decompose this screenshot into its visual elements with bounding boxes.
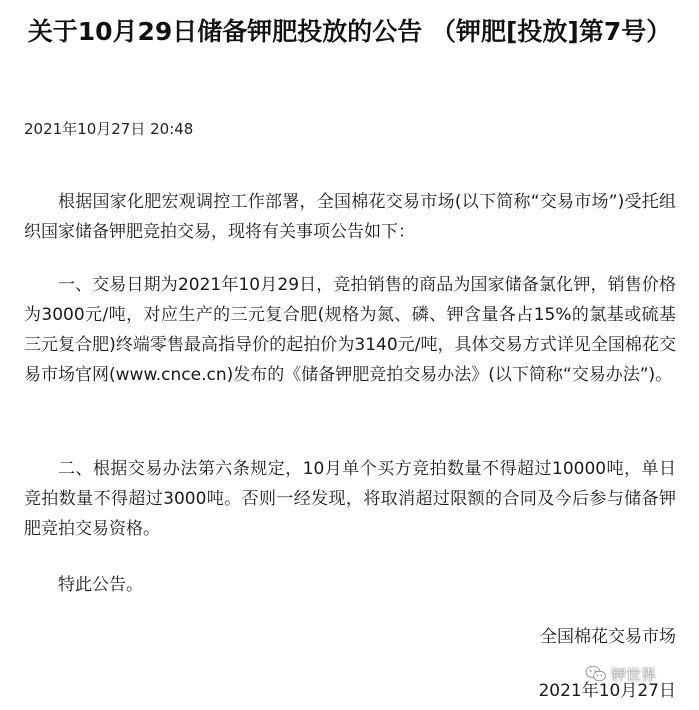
- watermark-text: 钾世界: [611, 665, 657, 684]
- closing-paragraph: 特此公告。: [58, 575, 143, 595]
- item-one-paragraph: 一、交易日期为2021年10月29日，竞拍销售的商品为国家储备氯化钾，销售价格为3000元/吨，对应生产的三元复合肥(规格为氮、磷、钾含量各占15%的氯基或硫基三元复合肥)终端零售最高指导价的起拍价为3140元/吨，具体交易方式详见全国棉花交易市场官网(www.cnce.cn)发布的《储备钾肥竞拍交易办法》(以下简称“交易办法”)。: [24, 275, 676, 385]
- sign-date: 2021年10月27日: [538, 681, 676, 701]
- watermark: [585, 662, 656, 686]
- page-title: 关于10月29日储备钾肥投放的公告 （钾肥[投放]第7号）: [27, 17, 672, 46]
- wechat-icon: [585, 665, 607, 683]
- intro-paragraph: 根据国家化肥宏观调控工作部署，全国棉花交易市场(以下简称“交易市场”)受托组织国家储备钾肥竞拍交易，现将有关事项公告如下：: [24, 192, 676, 242]
- signer: 全国棉花交易市场: [540, 627, 676, 647]
- item-two-paragraph: 二、根据交易办法第六条规定，10月单个买方竞拍数量不得超过10000吨，单日竞拍数量不得超过3000吨。否则一经发现，将取消超过限额的合同及今后参与储备钾肥竞拍交易资格。: [24, 459, 676, 539]
- publish-time: 2021年10月27日 20:48: [24, 120, 194, 138]
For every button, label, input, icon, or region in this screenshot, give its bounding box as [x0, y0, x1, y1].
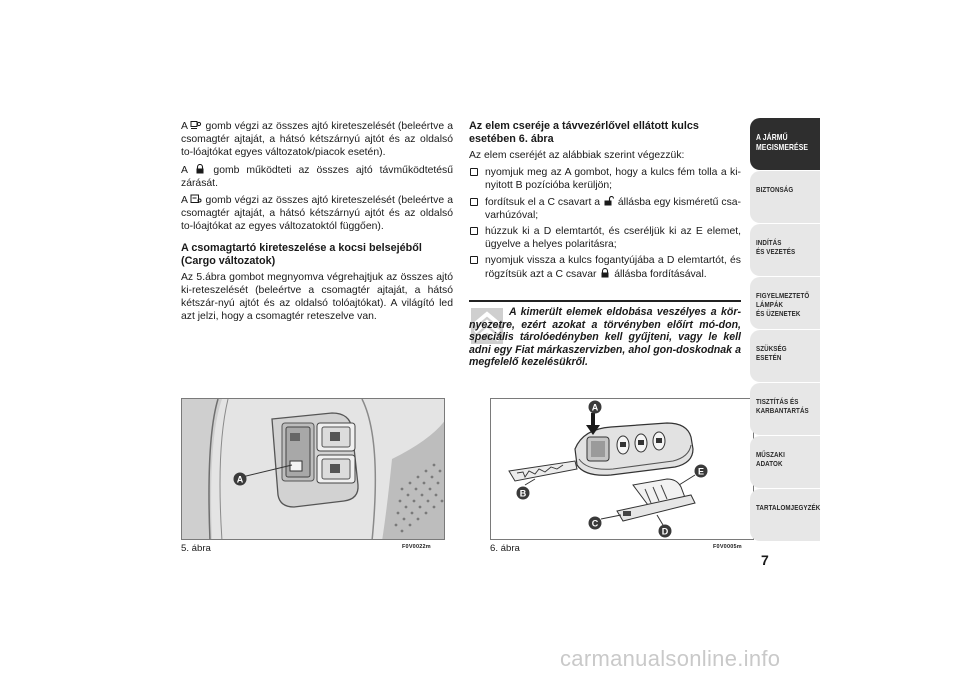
list-item: nyomjuk meg az A gombot, hogy a kulcs fém tolla a ki-nyitott B pozícióba kerüljön;: [469, 166, 741, 192]
tab-emergency[interactable]: SZÜKSÉG ESETÉN: [750, 330, 820, 382]
tab-warning-lights[interactable]: FIGYELMEZTETŐ LÁMPÁK ÉS ÜZENETEK: [750, 277, 820, 329]
tab-index[interactable]: TARTALOMJEGYZÉK: [750, 489, 820, 541]
tab-safety[interactable]: BIZTONSÁG: [750, 171, 820, 223]
section-heading-battery: Az elem cseréje a távvezérlővel ellátott kulcs esetében 6. ábra: [469, 120, 699, 145]
open-padlock-icon: [603, 196, 615, 206]
figure-5-code: F0V0022m: [402, 544, 431, 550]
warning-box: [469, 300, 741, 380]
paragraph-unlock-button: A gomb végzi az összes ajtó kireteszelését (beleértve a csomagtér ajtaját, a hátsó kétszárnyú ajtót és az oldalsó to-lóajtókat egyes változatok/piacok esetén).: [181, 121, 453, 159]
paragraph-lock-button: A gomb működteti az összes ajtó távműködtetésű zárását.: [181, 164, 453, 189]
left-column: [181, 120, 453, 327]
fig6-label-d: D: [661, 526, 669, 537]
padlock-icon: [194, 164, 206, 174]
fig5-label-a: A: [236, 474, 244, 485]
fig6-label-a: A: [591, 402, 599, 413]
figure-6-caption: 6. ábra: [490, 543, 520, 554]
right-column: [469, 120, 741, 284]
checkbox-bullet-icon: [470, 168, 478, 176]
checkbox-bullet-icon: [470, 256, 478, 264]
figure-5-caption: 5. ábra: [181, 543, 211, 554]
fig6-label-e: E: [697, 466, 705, 477]
list-item: nyomjuk vissza a kulcs fogantyújába a D elemtartót, és rögzítsük azt a C csavar állásba fordításával.: [469, 254, 741, 280]
list-item: húzzuk ki a D elemtartót, és cseréljük ki az E elemet, ügyelve a helyes polaritásra;: [469, 225, 741, 251]
figure-6-key-battery: [490, 398, 754, 540]
page-number: 7: [761, 552, 769, 568]
list-item: fordítsuk el a C csavart a állásba egy kisméretű csa-varhúzóval;: [469, 196, 741, 222]
step-list: [469, 166, 741, 281]
paragraph-cargo: Az 5.ábra gombot megnyomva végrehajtjuk az összes ajtó ki-reteszelését (beleértve a csomagtér ajtaját, a hátsó kétszár-nyú ajtót és az oldalsó tolóajtókat). A világító led azt jelzi, hogy a csomagtér reteszelve van.: [181, 271, 453, 323]
paragraph-trunk-button: A gomb végzi az összes ajtó kireteszelését (beleértve a csomagtér ajtaját, a hátsó kétszárnyú ajtót és az oldalsó to-lóajtókat az egyes változatoktól függően).: [181, 195, 453, 233]
watermark: carmanualsonline.info: [560, 646, 781, 671]
door-panel-illustration: [182, 399, 445, 540]
tab-starting-driving[interactable]: INDÍTÁS ÉS VEZETÉS: [750, 224, 820, 276]
fig6-label-c: C: [591, 518, 599, 529]
warning-divider: [469, 300, 741, 302]
tab-maintenance[interactable]: TISZTÍTÁS ÉS KARBANTARTÁS: [750, 383, 820, 435]
closed-padlock-icon: [599, 268, 611, 278]
key-illustration: [491, 399, 754, 540]
tab-vehicle-overview[interactable]: A JÁRMŰ MEGISMERÉSE: [750, 118, 820, 170]
unlock-key-icon: [190, 120, 202, 130]
warning-text: A kimerült elemek eldobása veszélyes a kör-nyezetre, ezért azokat a törvényben előírt mó-don, speciális tárolóedényben kell gyűjteni, vagy le kell adni egy Fiat márkaszervizben, ahol gon-doskodnak a megfelelő kezelésükről.: [469, 306, 741, 369]
trunk-unlock-icon: [190, 194, 202, 204]
checkbox-bullet-icon: [470, 198, 478, 206]
section-heading-cargo: A csomagtartó kireteszelése a kocsi belsejéből (Cargo változatok): [181, 241, 422, 267]
checkbox-bullet-icon: [470, 227, 478, 235]
paragraph-intro: Az elem cseréjét az alábbiak szerint végezzük:: [469, 150, 685, 161]
figure-5-door-switch: [181, 398, 445, 540]
fig6-label-b: B: [519, 488, 527, 499]
tab-technical-data[interactable]: MŰSZAKI ADATOK: [750, 436, 820, 488]
figure-6-code: F0V0005m: [713, 544, 742, 550]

▶ **TASK DIRECTIONS**
Please render the listing lines from the one containing "- watermark-text: 钾世界: [611, 665, 657, 684]" down to the one containing "- closing-paragraph: 特此公告。: [58, 575, 143, 595]", both included, as a JSON list of strings with one string per line and blank lines omitted.

▶ **FINAL RESULT**
[
  "- watermark-text: 钾世界: [611, 665, 657, 684]",
  "- closing-paragraph: 特此公告。: [58, 575, 143, 595]"
]